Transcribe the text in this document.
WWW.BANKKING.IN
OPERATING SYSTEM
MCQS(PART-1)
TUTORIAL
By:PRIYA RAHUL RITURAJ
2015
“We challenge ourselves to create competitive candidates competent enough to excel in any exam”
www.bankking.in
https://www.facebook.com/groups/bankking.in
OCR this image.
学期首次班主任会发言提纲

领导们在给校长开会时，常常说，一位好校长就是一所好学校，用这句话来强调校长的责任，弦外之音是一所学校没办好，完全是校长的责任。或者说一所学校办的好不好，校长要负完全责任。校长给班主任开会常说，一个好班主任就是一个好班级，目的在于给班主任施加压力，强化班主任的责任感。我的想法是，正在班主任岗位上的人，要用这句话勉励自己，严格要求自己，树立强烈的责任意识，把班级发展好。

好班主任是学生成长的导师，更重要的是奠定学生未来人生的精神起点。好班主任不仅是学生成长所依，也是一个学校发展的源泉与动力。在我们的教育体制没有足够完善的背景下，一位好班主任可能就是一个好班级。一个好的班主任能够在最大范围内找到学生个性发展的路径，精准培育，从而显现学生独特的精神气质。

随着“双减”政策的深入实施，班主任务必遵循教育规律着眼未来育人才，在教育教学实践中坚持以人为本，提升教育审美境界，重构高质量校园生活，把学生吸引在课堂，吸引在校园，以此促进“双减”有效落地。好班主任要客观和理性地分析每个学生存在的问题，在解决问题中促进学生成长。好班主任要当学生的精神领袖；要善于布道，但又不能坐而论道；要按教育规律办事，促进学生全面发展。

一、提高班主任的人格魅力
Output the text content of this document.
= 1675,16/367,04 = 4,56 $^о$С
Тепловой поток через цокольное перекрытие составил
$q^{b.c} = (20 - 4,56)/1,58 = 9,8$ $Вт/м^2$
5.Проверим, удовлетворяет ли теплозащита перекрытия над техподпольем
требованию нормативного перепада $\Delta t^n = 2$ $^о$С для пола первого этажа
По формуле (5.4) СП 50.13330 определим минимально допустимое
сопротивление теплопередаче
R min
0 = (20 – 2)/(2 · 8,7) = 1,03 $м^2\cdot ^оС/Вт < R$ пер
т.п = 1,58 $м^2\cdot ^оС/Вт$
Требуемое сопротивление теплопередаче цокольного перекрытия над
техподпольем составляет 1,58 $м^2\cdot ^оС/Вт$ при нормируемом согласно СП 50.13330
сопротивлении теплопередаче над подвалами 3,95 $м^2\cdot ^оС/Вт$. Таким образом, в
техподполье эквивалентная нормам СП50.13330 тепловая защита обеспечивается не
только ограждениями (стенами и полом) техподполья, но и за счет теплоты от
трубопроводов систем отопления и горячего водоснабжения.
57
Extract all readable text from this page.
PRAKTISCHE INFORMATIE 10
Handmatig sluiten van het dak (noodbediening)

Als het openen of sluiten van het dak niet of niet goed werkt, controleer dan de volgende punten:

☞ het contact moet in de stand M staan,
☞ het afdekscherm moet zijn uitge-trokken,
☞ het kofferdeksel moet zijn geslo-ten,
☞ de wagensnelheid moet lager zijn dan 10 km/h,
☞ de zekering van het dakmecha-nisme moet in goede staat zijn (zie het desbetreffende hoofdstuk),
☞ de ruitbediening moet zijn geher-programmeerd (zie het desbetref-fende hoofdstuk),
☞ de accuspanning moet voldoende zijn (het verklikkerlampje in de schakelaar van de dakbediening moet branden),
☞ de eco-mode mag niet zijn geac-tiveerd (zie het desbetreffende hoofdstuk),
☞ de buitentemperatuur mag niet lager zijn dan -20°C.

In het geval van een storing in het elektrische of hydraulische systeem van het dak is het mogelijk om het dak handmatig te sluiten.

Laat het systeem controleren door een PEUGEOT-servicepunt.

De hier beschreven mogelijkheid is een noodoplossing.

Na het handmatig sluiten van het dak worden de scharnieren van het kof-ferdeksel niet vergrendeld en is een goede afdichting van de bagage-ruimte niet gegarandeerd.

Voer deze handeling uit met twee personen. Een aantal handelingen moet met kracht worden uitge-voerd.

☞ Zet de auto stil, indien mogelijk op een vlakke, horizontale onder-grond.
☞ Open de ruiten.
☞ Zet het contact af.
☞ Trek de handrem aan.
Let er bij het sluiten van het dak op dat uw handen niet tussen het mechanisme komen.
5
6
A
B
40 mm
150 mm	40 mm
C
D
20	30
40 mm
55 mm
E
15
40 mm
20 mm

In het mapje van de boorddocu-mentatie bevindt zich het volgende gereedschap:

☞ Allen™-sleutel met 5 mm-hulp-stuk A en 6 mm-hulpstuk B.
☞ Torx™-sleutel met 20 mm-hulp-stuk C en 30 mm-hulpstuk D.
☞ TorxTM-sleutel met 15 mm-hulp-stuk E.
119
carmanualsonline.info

• [WHAT THIS TASK INVOLVES]: Collect the lines of the data that carry the word "document".

• [EXERCISE ANSWER]:
Transcribe the text in this document.
Output the text content of this document.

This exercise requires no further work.